# [Material supplied]
┏━━

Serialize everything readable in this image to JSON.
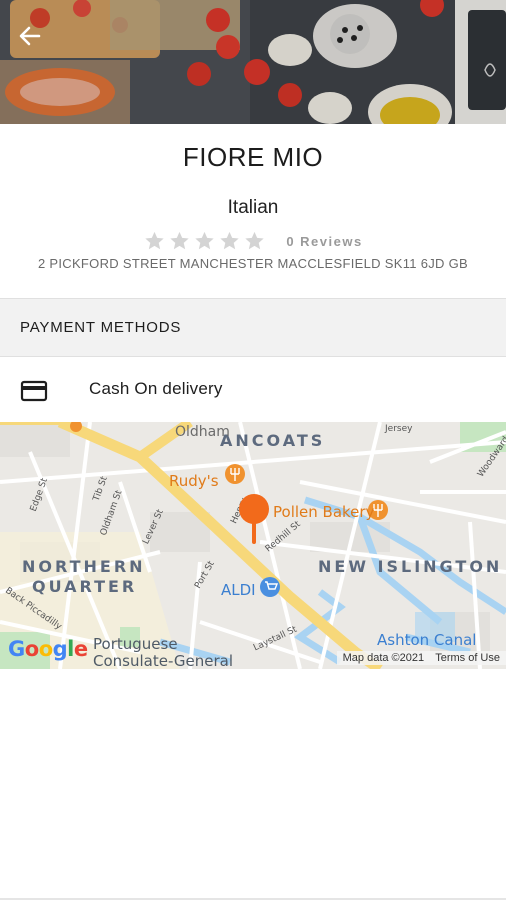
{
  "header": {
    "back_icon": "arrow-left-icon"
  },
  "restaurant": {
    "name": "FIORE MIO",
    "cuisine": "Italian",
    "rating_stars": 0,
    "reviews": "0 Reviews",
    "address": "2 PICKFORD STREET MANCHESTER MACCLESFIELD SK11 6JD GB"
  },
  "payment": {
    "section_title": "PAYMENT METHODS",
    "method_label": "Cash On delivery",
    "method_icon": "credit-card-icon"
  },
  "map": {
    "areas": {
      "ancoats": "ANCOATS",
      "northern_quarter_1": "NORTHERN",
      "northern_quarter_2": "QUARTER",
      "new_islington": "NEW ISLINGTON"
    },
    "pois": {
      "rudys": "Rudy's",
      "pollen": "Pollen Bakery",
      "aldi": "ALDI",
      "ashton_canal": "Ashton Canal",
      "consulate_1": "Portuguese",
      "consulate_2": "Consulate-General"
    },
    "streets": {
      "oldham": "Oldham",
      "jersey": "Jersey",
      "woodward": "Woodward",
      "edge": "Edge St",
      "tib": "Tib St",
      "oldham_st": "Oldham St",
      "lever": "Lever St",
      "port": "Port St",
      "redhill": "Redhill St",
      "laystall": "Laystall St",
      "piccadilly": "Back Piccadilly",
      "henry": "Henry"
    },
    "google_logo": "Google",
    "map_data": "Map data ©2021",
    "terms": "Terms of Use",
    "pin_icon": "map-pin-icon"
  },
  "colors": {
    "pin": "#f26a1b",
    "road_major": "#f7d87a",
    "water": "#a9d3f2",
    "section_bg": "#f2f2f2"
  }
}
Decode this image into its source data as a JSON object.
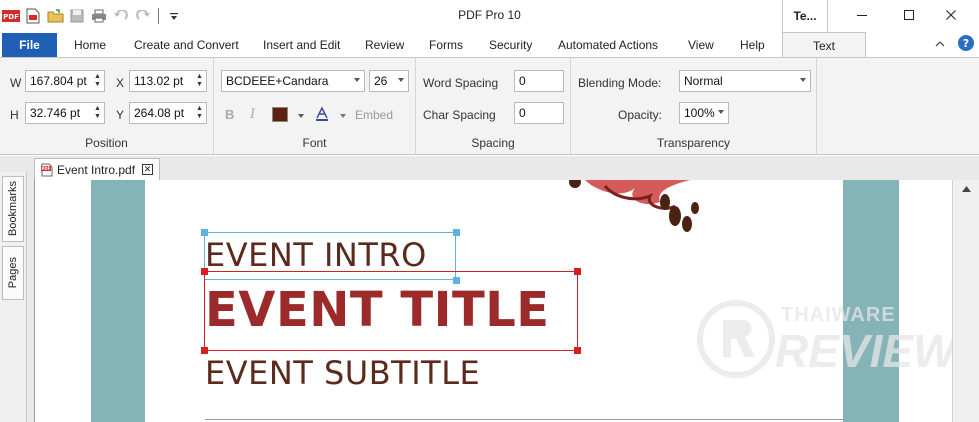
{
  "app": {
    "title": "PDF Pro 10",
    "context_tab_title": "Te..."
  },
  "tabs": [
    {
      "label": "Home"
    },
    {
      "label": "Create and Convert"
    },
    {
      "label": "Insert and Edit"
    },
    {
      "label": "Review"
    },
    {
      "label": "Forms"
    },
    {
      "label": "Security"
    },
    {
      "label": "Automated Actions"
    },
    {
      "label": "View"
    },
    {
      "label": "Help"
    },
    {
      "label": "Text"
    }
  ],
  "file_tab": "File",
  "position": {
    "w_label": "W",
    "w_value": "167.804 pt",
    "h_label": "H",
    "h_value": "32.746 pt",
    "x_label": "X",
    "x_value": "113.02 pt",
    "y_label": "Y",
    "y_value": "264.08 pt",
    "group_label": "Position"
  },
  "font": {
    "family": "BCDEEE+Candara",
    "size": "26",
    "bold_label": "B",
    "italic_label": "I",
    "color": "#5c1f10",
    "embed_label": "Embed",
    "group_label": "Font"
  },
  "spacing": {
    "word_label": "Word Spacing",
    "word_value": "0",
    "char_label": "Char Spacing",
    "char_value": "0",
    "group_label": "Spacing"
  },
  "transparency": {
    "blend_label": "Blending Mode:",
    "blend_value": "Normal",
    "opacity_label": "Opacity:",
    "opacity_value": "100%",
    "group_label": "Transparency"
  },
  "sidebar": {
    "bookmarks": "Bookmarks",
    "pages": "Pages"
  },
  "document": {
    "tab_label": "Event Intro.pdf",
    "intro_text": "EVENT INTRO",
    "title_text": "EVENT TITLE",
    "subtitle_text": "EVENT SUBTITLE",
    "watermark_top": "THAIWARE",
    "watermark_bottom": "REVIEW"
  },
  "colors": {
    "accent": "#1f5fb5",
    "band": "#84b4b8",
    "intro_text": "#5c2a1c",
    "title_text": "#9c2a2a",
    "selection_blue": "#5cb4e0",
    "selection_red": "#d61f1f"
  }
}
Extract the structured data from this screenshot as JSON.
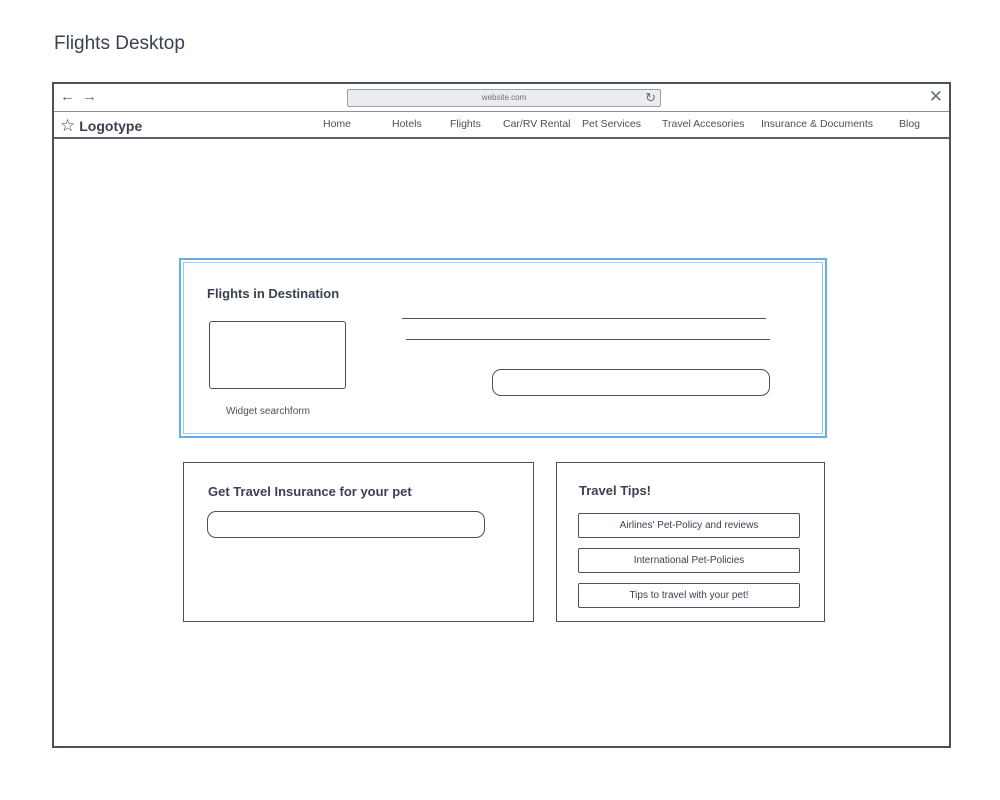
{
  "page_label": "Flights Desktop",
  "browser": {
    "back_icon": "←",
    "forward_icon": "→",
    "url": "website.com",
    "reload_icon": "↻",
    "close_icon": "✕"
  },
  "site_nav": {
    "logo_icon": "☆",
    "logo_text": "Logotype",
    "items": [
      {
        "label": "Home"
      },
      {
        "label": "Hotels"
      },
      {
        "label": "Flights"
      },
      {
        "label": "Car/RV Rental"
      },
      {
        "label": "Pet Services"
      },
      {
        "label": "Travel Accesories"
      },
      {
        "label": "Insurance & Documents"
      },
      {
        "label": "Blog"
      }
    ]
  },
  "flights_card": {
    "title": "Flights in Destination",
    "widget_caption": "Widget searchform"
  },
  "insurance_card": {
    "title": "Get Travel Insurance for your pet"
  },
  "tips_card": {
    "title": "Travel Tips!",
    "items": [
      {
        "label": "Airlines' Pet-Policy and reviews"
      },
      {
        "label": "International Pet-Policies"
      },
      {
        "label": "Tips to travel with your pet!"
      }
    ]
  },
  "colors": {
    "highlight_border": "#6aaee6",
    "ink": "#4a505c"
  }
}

┗━━

# [What is being asked]
Copy all of the entries verbatim, leaving out any pictures they contain.

# [Answer for this exercise]
Serialize everything readable in this image to JSON.
{
  "header": {
    "back_icon": "arrow-left-icon"
  },
  "restaurant": {
    "name": "FIORE MIO",
    "cuisine": "Italian",
    "rating_stars": 0,
    "reviews": "0 Reviews",
    "address": "2 PICKFORD STREET MANCHESTER MACCLESFIELD SK11 6JD GB"
  },
  "payment": {
    "section_title": "PAYMENT METHODS",
    "method_label": "Cash On delivery",
    "method_icon": "credit-card-icon"
  },
  "map": {
    "areas": {
      "ancoats": "ANCOATS",
      "northern_quarter_1": "NORTHERN",
      "northern_quarter_2": "QUARTER",
      "new_islington": "NEW ISLINGTON"
    },
    "pois": {
      "rudys": "Rudy's",
      "pollen": "Pollen Bakery",
      "aldi": "ALDI",
      "ashton_canal": "Ashton Canal",
      "consulate_1": "Portuguese",
      "consulate_2": "Consulate-General"
    },
    "streets": {
      "oldham": "Oldham",
      "jersey": "Jersey",
      "woodward": "Woodward",
      "edge": "Edge St",
      "tib": "Tib St",
      "oldham_st": "Oldham St",
      "lever": "Lever St",
      "port": "Port St",
      "redhill": "Redhill St",
      "laystall": "Laystall St",
      "piccadilly": "Back Piccadilly",
      "henry": "Henry"
    },
    "google_logo": "Google",
    "map_data": "Map data ©2021",
    "terms": "Terms of Use",
    "pin_icon": "map-pin-icon"
  },
  "colors": {
    "pin": "#f26a1b",
    "road_major": "#f7d87a",
    "water": "#a9d3f2",
    "section_bg": "#f2f2f2"
  }
}
Decode this image into its source data as a JSON object.
{
  "app": {
    "title": "PDF Pro 10",
    "context_tab_title": "Te..."
  },
  "tabs": [
    {
      "label": "Home"
    },
    {
      "label": "Create and Convert"
    },
    {
      "label": "Insert and Edit"
    },
    {
      "label": "Review"
    },
    {
      "label": "Forms"
    },
    {
      "label": "Security"
    },
    {
      "label": "Automated Actions"
    },
    {
      "label": "View"
    },
    {
      "label": "Help"
    },
    {
      "label": "Text"
    }
  ],
  "file_tab": "File",
  "position": {
    "w_label": "W",
    "w_value": "167.804 pt",
    "h_label": "H",
    "h_value": "32.746 pt",
    "x_label": "X",
    "x_value": "113.02 pt",
    "y_label": "Y",
    "y_value": "264.08 pt",
    "group_label": "Position"
  },
  "font": {
    "family": "BCDEEE+Candara",
    "size": "26",
    "bold_label": "B",
    "italic_label": "I",
    "color": "#5c1f10",
    "embed_label": "Embed",
    "group_label": "Font"
  },
  "spacing": {
    "word_label": "Word Spacing",
    "word_value": "0",
    "char_label": "Char Spacing",
    "char_value": "0",
    "group_label": "Spacing"
  },
  "transparency": {
    "blend_label": "Blending Mode:",
    "blend_value": "Normal",
    "opacity_label": "Opacity:",
    "opacity_value": "100%",
    "group_label": "Transparency"
  },
  "sidebar": {
    "bookmarks": "Bookmarks",
    "pages": "Pages"
  },
  "document": {
    "tab_label": "Event Intro.pdf",
    "intro_text": "EVENT INTRO",
    "title_text": "EVENT TITLE",
    "subtitle_text": "EVENT SUBTITLE",
    "watermark_top": "THAIWARE",
    "watermark_bottom": "REVIEW"
  },
  "colors": {
    "accent": "#1f5fb5",
    "band": "#84b4b8",
    "intro_text": "#5c2a1c",
    "title_text": "#9c2a2a",
    "selection_blue": "#5cb4e0",
    "selection_red": "#d61f1f"
  }
}
Extract the structured data from this screenshot as JSON.
{
  "page_label": "Flights Desktop",
  "browser": {
    "back_icon": "←",
    "forward_icon": "→",
    "url": "website.com",
    "reload_icon": "↻",
    "close_icon": "✕"
  },
  "site_nav": {
    "logo_icon": "☆",
    "logo_text": "Logotype",
    "items": [
      {
        "label": "Home"
      },
      {
        "label": "Hotels"
      },
      {
        "label": "Flights"
      },
      {
        "label": "Car/RV Rental"
      },
      {
        "label": "Pet Services"
      },
      {
        "label": "Travel Accesories"
      },
      {
        "label": "Insurance & Documents"
      },
      {
        "label": "Blog"
      }
    ]
  },
  "flights_card": {
    "title": "Flights in Destination",
    "widget_caption": "Widget searchform"
  },
  "insurance_card": {
    "title": "Get Travel Insurance for your pet"
  },
  "tips_card": {
    "title": "Travel Tips!",
    "items": [
      {
        "label": "Airlines' Pet-Policy and reviews"
      },
      {
        "label": "International Pet-Policies"
      },
      {
        "label": "Tips to travel with your pet!"
      }
    ]
  },
  "colors": {
    "highlight_border": "#6aaee6",
    "ink": "#4a505c"
  }
}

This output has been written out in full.